--- Texto mostrado ---

Del soberano maniatado al soberano absoluto


*Por Jonathan Arriola.


1.    La soberanía de Hugo Grocio

En 1625, unos 26 años antes del “Leviathan” de Hobbes, ve la luz “De jure belli ac pacis” una obra escrita por Hugo Grocio, un filósofo y jurista holandés. Si bien el cometido primordial de esa obra era preparar el terreno para la edificación de un “Derecho de gentes”, o lo que hoy conocemos como Derecho internacional, Grocio también esboza allí una concepción de la soberanía que ejercerá un importante influjo en las doctrinas jurídicas del siglo XVII y aún mucho más allá. En muchos aspectos, el eco del pensamiento grociano se deja oír hasta en la actualidad.  

Al igual que Bodino y Hobbes, Grocio es hijo de una época agitada: su vida, al igual que su pensamiento, se desarrollaron en medio de la Guerra de los Treinta años. La particular crueldad, la extensión geográfica así como la prolongación temporal de esta guerra religiosa, no podían menos que dirigir la reflexión de Grocio hacia la impostergable necesidad de elaborar ciertos mecanismos jurídicos capaces de evitar un nuevo entuerto bélico de este tipo o, en su defecto, y en caso de no ser posible, de reducir al mínimo sus consecuencias en términos de vidas humanas y de destrozos materiales. Por ese trasfondo, “De jure belli ac pacis” debe leerse, ante todo, como una obra que trata de proveer grandes parámetros jurídicos para regular el uso de la guerra entre Estados. Vale decir, Grocio, siguiendo el legado de de Vitoria y de Suárez, buscó establecer ciertas normas internacionales que sirvan de criterio –y esto debe subrayarse- universalmente válido a la hora de echar mano a la guerra.

--- Líneas guardadas ---

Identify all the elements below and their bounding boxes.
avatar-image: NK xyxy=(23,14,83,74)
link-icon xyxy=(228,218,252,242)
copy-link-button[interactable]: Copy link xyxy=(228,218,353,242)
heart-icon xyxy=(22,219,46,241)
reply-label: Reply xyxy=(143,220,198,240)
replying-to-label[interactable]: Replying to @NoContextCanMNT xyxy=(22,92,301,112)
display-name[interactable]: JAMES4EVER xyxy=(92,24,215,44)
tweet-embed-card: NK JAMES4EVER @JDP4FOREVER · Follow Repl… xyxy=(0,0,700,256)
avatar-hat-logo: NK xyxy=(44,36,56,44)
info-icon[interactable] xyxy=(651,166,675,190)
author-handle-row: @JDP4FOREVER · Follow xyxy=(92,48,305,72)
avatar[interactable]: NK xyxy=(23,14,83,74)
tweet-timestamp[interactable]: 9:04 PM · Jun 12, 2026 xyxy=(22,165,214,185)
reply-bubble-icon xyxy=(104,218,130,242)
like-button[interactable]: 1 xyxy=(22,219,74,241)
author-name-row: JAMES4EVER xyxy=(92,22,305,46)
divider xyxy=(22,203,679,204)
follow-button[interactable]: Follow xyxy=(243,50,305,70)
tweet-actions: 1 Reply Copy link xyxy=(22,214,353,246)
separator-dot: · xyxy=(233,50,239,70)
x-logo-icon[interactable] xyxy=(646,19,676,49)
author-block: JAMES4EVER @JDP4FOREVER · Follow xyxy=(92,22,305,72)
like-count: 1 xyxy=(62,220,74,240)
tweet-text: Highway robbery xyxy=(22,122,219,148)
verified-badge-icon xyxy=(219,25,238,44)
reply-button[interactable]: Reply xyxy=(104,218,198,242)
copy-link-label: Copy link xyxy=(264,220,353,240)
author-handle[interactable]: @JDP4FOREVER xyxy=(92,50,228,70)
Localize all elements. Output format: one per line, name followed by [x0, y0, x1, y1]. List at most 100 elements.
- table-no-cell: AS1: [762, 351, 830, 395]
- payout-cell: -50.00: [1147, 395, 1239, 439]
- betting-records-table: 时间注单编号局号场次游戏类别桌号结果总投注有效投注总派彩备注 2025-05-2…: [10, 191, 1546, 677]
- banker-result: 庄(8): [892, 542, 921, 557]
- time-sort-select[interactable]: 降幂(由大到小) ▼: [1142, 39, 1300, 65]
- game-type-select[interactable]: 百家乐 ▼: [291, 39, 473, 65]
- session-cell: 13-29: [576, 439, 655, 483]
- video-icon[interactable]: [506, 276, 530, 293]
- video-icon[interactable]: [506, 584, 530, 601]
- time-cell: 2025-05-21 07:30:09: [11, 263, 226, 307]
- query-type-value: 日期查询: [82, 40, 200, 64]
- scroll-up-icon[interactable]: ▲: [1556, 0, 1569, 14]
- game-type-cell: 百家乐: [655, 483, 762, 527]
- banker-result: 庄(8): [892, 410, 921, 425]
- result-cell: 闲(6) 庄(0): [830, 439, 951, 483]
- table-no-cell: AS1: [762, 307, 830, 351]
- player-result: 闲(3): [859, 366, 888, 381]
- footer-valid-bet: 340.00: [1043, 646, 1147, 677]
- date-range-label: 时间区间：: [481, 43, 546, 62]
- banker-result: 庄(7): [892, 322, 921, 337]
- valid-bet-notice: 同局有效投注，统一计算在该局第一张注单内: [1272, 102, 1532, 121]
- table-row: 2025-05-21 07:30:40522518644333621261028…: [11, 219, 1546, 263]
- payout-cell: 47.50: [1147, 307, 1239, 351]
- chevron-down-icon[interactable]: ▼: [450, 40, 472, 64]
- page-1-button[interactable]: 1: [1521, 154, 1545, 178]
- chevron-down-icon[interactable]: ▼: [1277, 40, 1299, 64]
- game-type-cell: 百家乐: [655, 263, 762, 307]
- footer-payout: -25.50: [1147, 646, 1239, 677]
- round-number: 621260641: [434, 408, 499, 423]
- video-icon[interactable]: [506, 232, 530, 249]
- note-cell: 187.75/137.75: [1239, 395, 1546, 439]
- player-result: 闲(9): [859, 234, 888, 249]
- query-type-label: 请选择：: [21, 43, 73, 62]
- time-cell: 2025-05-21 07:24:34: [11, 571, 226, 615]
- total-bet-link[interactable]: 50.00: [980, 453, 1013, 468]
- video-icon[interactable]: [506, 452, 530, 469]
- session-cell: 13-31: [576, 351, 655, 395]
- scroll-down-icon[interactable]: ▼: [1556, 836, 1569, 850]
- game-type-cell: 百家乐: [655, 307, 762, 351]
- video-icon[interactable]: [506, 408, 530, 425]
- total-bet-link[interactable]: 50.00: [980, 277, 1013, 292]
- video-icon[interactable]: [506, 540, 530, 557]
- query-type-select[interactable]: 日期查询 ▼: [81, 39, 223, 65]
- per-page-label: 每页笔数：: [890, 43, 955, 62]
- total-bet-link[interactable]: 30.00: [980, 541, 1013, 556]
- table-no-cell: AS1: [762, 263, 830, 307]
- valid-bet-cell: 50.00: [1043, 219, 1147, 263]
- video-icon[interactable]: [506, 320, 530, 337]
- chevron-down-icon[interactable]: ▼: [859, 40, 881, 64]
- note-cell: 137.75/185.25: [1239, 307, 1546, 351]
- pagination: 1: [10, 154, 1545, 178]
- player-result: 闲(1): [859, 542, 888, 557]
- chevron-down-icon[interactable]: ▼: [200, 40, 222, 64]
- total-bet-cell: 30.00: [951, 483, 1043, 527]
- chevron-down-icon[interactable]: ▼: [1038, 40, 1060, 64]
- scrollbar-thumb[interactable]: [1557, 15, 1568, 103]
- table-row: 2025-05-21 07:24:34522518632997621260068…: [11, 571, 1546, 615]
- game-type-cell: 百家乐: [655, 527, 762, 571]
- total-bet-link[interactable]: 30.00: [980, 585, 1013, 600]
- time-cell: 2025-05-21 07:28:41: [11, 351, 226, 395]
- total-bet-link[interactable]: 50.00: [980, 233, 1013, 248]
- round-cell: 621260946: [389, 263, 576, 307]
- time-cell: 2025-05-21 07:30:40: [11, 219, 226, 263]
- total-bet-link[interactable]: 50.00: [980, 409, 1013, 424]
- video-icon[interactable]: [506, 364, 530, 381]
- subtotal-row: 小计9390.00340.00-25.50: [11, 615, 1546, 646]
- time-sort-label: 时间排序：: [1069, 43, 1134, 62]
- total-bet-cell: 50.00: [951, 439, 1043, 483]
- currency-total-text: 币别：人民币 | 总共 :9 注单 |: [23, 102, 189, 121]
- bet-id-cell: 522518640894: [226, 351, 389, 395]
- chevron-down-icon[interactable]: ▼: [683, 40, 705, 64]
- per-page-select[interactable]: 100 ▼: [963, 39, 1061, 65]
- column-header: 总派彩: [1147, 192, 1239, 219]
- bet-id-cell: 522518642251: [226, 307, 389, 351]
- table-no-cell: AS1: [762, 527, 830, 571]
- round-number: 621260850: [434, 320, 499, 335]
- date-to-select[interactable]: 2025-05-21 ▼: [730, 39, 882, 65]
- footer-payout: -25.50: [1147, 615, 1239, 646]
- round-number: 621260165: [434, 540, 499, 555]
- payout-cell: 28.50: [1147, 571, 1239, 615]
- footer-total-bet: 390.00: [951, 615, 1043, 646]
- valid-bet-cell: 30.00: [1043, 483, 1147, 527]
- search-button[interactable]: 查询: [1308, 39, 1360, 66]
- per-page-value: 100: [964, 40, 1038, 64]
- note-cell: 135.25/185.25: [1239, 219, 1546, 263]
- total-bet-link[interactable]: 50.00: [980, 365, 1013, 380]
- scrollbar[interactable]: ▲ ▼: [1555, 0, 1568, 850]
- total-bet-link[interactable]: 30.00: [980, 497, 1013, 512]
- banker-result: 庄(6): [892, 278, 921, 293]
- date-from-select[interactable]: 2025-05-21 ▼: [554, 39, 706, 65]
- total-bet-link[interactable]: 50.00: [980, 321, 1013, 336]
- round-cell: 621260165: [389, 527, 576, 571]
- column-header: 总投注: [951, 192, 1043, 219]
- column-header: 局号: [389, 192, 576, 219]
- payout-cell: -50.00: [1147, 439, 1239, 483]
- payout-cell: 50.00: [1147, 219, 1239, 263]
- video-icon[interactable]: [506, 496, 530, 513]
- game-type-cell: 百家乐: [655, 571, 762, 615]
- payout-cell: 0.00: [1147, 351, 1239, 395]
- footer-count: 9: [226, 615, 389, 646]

---
--- Líneas guardadas ---

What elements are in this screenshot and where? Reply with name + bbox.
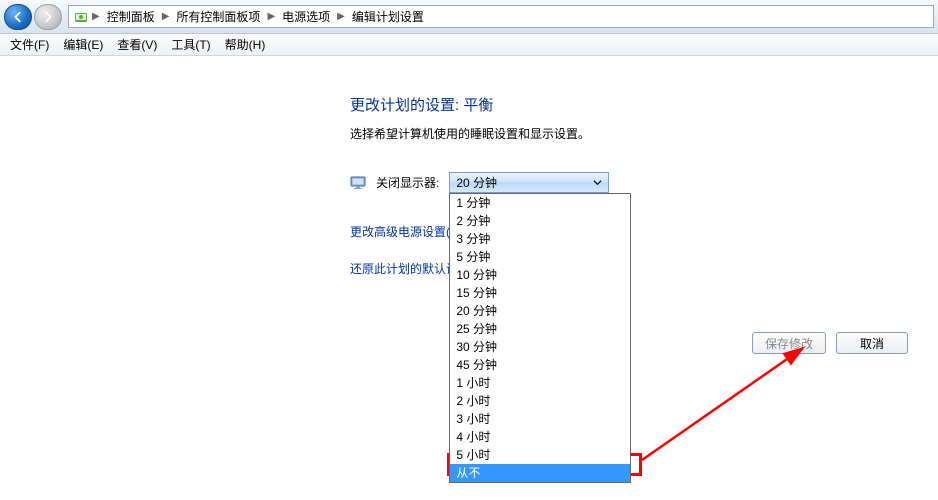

---

Objetivo planteado 1:
Devuelve tal cual el fragmento del texto sobre la soberanía en Grocio que va de "En 1625, unos" a "en la actualidad.".
Objetivo planteado 2:
Continúa el texto sobre la soberanía en Grocio a partir del punto en que se detiene.

Respuesta 1:
En 1625, unos 26 años antes del “Leviathan” de Hobbes, ve la luz “De jure belli ac pacis” una obra escrita por Hugo Grocio, un filósofo y jurista holandés. Si bien el cometido primordial de esa obra era preparar el terreno para la edificación de un “Derecho de gentes”, o lo que hoy conocemos como Derecho internacional, Grocio también esboza allí una concepción de la soberanía que ejercerá un importante influjo en las doctrinas jurídicas del siglo XVII y aún mucho más allá. En muchos aspectos, el eco del pensamiento grociano se deja oír hasta en la actualidad.

Respuesta 2:
Cuando se habla de normas internacionales está claro que se presupone la existencia de unidades políticas independientes, esto es, de lo que se conoce como Estados nacionales. “De jure belli ac pacis” se sitúa precisamente en el marco temporal en el que, replegado el papado y robustecidas las monarquías, se asiste a una, cada vez más fuerte, consolidación de los Estados-nacionales. De allí que la idea de soberanía, en tanto soporte del Estado-nación, cobre un lugar de importancia en su trabajo. En efecto, ya en la primera parte de su obra, Grocio señala que si se ha de responder por la guerra, se debe primero saber qué es el Estado, qué es el poder soberano, cuáles son sus atributos fundamentales, sus derechos y sus obligaciones para con el ámbito internacional. De esa forma, “De jure belli ac pacis”, habiendo partiendo inicialmente de una preocupación por el tema de la guerra, se embarca en una reflexión general sobre qué es el Derecho en general y qué es el poder soberano.

Para entender a Grocio debe tenerse en cuenta que toda su disertación se mueve en las coordenadas del iusnaturalismo o, de lo que es lo mismo, del Derecho natural. Con Aristóteles, Grocio postulará que en el hombre existe un instinto natural/racional 1) de buscar su propia auto-conservación y 2) de agruparse y generar comunidades más amplias. En el fondo imitando el innatismo de Descartes y su lógica deductiva, Grocio dirá que ése instinto, definido apriorísticamente por él, constituye el núcleo duro del Derecho natural. Esto quiere decir lisa y llanamente que, para Grocio, todo aquello que arremeta contra el impulso natural hacia la auto-conservación o hacia la conformación de comunidades, es contrario a la naturaleza, inmoral y, por lo tanto, ilegal. Toda la teoría de la legalidad grociana descansa sobre ese humilde postulado. Pero lo que se debe remarcar aquí es que este simple principio es, porque derivado de la razón natural y ésta del mismísimo Dios, eterno, inmutable, universal y objetivo. En la medida en que se apoya sobre dicho principio, todo el Derecho natural, del que se deriva a su vez el “Derecho de gentes”, será también portador de las mismas características. Esto lleva a la conclusión de que la regulación de los Estados ya ha sido pautada de antemano por las normas de un Derecho natural que, en tanto que eterno, es muy anterior a la existencia de éstos.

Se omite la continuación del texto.